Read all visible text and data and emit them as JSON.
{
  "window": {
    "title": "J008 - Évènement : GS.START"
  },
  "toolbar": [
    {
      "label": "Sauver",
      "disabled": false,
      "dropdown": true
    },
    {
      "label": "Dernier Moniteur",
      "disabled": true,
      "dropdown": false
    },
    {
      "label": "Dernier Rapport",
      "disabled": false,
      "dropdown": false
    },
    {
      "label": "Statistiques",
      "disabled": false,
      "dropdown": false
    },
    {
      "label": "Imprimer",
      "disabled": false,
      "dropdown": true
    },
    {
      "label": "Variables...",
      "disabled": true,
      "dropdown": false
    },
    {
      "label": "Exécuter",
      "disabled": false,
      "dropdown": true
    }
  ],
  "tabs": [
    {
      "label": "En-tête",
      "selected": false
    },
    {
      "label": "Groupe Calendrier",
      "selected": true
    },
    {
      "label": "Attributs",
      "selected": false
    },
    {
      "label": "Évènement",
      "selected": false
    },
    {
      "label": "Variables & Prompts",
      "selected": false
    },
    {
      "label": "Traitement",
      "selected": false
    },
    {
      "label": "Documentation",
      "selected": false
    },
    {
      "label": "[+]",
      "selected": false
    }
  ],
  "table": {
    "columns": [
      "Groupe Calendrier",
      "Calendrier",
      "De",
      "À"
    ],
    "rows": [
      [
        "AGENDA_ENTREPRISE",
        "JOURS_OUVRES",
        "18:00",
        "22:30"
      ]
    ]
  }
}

§ **Exercise directions**: Write the data back out verbatim.

§ **Output for this task**:
Read all visible text and data and emit them as JSON.
{
  "window": {
    "title": "J008 - Évènement : GS.START"
  },
  "toolbar": [
    {
      "label": "Sauver",
      "disabled": false,
      "dropdown": true
    },
    {
      "label": "Dernier Moniteur",
      "disabled": true,
      "dropdown": false
    },
    {
      "label": "Dernier Rapport",
      "disabled": false,
      "dropdown": false
    },
    {
      "label": "Statistiques",
      "disabled": false,
      "dropdown": false
    },
    {
      "label": "Imprimer",
      "disabled": false,
      "dropdown": true
    },
    {
      "label": "Variables...",
      "disabled": true,
      "dropdown": false
    },
    {
      "label": "Exécuter",
      "disabled": false,
      "dropdown": true
    }
  ],
  "tabs": [
    {
      "label": "En-tête",
      "selected": false
    },
    {
      "label": "Groupe Calendrier",
      "selected": true
    },
    {
      "label": "Attributs",
      "selected": false
    },
    {
      "label": "Évènement",
      "selected": false
    },
    {
      "label": "Variables & Prompts",
      "selected": false
    },
    {
      "label": "Traitement",
      "selected": false
    },
    {
      "label": "Documentation",
      "selected": false
    },
    {
      "label": "[+]",
      "selected": false
    }
  ],
  "table": {
    "columns": [
      "Groupe Calendrier",
      "Calendrier",
      "De",
      "À"
    ],
    "rows": [
      [
        "AGENDA_ENTREPRISE",
        "JOURS_OUVRES",
        "18:00",
        "22:30"
      ]
    ]
  }
}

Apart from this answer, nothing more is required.